(Collected data)
⁂
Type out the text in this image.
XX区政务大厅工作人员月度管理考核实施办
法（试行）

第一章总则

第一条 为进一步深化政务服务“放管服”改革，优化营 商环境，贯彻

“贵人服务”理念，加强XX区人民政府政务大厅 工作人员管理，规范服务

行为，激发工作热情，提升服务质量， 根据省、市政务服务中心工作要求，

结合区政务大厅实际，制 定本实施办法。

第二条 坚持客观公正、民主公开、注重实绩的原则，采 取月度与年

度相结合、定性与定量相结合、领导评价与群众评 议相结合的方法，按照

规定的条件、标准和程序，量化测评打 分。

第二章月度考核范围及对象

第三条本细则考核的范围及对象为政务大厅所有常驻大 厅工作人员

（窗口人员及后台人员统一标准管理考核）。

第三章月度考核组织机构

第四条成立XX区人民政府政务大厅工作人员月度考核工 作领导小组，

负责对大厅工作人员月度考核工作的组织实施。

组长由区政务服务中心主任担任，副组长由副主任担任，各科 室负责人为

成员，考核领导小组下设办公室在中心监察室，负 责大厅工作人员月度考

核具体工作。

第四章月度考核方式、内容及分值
⁂
Reproduce the records in full, exactly as written.

The answer
Type out the text in this image.
XX区政务大厅工作人员月度管理考核实施办
法（试行）

第一章总则

第一条 为进一步深化政务服务“放管服”改革，优化营 商环境，贯彻

“贵人服务”理念，加强XX区人民政府政务大厅 工作人员管理，规范服务

行为，激发工作热情，提升服务质量， 根据省、市政务服务中心工作要求，

结合区政务大厅实际，制 定本实施办法。

第二条 坚持客观公正、民主公开、注重实绩的原则，采 取月度与年

度相结合、定性与定量相结合、领导评价与群众评 议相结合的方法，按照

规定的条件、标准和程序，量化测评打 分。

第二章月度考核范围及对象

第三条本细则考核的范围及对象为政务大厅所有常驻大 厅工作人员

（窗口人员及后台人员统一标准管理考核）。

第三章月度考核组织机构

第四条成立XX区人民政府政务大厅工作人员月度考核工 作领导小组，

负责对大厅工作人员月度考核工作的组织实施。

组长由区政务服务中心主任担任，副组长由副主任担任，各科 室负责人为

成员，考核领导小组下设办公室在中心监察室，负 责大厅工作人员月度考

核具体工作。

第四章月度考核方式、内容及分值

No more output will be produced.